In the data that follows, count the lines in which the word "Bilgisi" occurs, and report that figure alone.

(Excerpt from a dataset)

►

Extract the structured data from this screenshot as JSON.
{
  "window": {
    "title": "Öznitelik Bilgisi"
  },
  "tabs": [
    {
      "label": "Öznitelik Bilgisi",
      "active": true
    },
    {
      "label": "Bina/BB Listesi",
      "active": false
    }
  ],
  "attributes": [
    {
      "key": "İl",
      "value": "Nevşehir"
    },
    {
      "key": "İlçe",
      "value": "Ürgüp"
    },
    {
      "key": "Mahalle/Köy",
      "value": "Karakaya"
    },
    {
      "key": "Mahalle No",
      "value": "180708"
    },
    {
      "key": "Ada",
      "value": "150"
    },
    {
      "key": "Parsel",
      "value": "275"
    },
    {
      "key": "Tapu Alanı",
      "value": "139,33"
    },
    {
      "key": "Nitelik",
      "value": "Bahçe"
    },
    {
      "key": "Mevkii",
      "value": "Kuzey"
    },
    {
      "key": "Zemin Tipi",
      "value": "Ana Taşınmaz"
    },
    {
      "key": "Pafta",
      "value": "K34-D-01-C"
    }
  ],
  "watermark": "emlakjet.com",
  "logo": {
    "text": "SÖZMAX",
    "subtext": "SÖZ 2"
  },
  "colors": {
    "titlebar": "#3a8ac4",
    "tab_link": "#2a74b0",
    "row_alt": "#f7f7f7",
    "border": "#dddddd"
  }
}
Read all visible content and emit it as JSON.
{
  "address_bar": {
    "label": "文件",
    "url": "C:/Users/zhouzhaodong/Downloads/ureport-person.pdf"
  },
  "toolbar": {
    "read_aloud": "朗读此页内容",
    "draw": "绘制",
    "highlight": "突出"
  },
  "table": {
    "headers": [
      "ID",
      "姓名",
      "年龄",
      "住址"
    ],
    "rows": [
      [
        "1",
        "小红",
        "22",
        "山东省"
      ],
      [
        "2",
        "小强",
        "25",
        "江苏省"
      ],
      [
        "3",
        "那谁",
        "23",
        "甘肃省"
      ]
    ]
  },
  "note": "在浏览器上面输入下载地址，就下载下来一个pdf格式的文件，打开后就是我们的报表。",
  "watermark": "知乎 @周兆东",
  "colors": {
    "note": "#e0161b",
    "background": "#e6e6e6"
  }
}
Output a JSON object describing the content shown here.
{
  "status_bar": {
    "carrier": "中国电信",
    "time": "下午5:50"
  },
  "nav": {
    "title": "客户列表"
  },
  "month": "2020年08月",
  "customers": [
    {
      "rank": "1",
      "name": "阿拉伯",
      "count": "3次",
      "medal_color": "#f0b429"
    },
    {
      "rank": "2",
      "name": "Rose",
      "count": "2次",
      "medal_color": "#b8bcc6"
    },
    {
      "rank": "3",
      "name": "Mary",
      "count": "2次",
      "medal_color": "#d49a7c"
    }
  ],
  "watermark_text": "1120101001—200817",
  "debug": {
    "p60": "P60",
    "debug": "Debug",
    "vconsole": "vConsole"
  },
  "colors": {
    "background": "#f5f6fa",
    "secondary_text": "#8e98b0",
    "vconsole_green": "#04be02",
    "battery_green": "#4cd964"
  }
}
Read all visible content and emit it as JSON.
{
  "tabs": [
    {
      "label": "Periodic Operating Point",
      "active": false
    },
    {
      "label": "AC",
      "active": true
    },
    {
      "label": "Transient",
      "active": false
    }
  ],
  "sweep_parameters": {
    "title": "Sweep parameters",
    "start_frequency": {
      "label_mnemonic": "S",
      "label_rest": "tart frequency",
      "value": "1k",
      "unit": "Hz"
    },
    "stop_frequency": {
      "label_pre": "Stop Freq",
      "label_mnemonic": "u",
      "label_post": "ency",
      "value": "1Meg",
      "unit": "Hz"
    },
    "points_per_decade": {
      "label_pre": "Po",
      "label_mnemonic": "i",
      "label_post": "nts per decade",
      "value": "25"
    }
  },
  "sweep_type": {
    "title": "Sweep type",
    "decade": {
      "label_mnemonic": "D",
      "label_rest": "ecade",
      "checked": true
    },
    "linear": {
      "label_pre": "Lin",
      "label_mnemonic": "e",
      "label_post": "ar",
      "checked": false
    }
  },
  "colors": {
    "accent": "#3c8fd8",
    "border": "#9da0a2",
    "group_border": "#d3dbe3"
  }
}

◄

* _RESPONSE_:
2